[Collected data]

+ + +

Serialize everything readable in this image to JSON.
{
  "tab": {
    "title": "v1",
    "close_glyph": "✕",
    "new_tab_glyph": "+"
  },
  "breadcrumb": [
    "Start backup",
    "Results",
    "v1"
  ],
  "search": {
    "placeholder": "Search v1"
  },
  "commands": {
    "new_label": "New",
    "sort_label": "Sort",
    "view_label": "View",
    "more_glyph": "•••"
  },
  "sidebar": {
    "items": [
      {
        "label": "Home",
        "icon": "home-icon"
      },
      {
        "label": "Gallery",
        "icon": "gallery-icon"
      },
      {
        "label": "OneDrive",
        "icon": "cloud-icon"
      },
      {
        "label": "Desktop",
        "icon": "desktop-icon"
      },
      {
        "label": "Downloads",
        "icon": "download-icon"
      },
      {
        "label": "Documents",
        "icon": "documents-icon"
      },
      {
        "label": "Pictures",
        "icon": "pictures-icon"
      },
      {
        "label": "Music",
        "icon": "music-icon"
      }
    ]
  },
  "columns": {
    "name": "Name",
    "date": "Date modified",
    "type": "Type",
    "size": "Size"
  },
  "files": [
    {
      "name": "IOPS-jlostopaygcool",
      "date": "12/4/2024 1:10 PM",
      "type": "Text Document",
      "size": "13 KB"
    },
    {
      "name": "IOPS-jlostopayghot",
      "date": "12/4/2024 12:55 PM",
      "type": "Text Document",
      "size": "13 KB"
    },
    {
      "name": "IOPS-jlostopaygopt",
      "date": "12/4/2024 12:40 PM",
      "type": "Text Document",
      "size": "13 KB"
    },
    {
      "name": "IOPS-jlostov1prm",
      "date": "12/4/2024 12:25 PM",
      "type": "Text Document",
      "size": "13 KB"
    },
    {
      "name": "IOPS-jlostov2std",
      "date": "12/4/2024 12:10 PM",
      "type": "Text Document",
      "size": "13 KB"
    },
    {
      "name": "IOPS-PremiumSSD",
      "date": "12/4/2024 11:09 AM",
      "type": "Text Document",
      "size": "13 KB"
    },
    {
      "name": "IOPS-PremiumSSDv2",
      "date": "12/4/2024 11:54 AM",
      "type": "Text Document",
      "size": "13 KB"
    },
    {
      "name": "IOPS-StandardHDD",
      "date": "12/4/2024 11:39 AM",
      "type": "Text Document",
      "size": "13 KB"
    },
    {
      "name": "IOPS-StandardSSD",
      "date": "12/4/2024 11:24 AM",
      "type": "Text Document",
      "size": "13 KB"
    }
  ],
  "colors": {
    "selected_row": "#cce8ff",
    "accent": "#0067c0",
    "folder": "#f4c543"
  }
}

+ + +

*EXERCISE INSTRUCTIONS*. From the records above, extract each line exactly as shown.

*THE ANSWER*.
Serialize everything readable in this image to JSON.
{
  "tab": {
    "title": "v1",
    "close_glyph": "✕",
    "new_tab_glyph": "+"
  },
  "breadcrumb": [
    "Start backup",
    "Results",
    "v1"
  ],
  "search": {
    "placeholder": "Search v1"
  },
  "commands": {
    "new_label": "New",
    "sort_label": "Sort",
    "view_label": "View",
    "more_glyph": "•••"
  },
  "sidebar": {
    "items": [
      {
        "label": "Home",
        "icon": "home-icon"
      },
      {
        "label": "Gallery",
        "icon": "gallery-icon"
      },
      {
        "label": "OneDrive",
        "icon": "cloud-icon"
      },
      {
        "label": "Desktop",
        "icon": "desktop-icon"
      },
      {
        "label": "Downloads",
        "icon": "download-icon"
      },
      {
        "label": "Documents",
        "icon": "documents-icon"
      },
      {
        "label": "Pictures",
        "icon": "pictures-icon"
      },
      {
        "label": "Music",
        "icon": "music-icon"
      }
    ]
  },
  "columns": {
    "name": "Name",
    "date": "Date modified",
    "type": "Type",
    "size": "Size"
  },
  "files": [
    {
      "name": "IOPS-jlostopaygcool",
      "date": "12/4/2024 1:10 PM",
      "type": "Text Document",
      "size": "13 KB"
    },
    {
      "name": "IOPS-jlostopayghot",
      "date": "12/4/2024 12:55 PM",
      "type": "Text Document",
      "size": "13 KB"
    },
    {
      "name": "IOPS-jlostopaygopt",
      "date": "12/4/2024 12:40 PM",
      "type": "Text Document",
      "size": "13 KB"
    },
    {
      "name": "IOPS-jlostov1prm",
      "date": "12/4/2024 12:25 PM",
      "type": "Text Document",
      "size": "13 KB"
    },
    {
      "name": "IOPS-jlostov2std",
      "date": "12/4/2024 12:10 PM",
      "type": "Text Document",
      "size": "13 KB"
    },
    {
      "name": "IOPS-PremiumSSD",
      "date": "12/4/2024 11:09 AM",
      "type": "Text Document",
      "size": "13 KB"
    },
    {
      "name": "IOPS-PremiumSSDv2",
      "date": "12/4/2024 11:54 AM",
      "type": "Text Document",
      "size": "13 KB"
    },
    {
      "name": "IOPS-StandardHDD",
      "date": "12/4/2024 11:39 AM",
      "type": "Text Document",
      "size": "13 KB"
    },
    {
      "name": "IOPS-StandardSSD",
      "date": "12/4/2024 11:24 AM",
      "type": "Text Document",
      "size": "13 KB"
    }
  ],
  "colors": {
    "selected_row": "#cce8ff",
    "accent": "#0067c0",
    "folder": "#f4c543"
  }
}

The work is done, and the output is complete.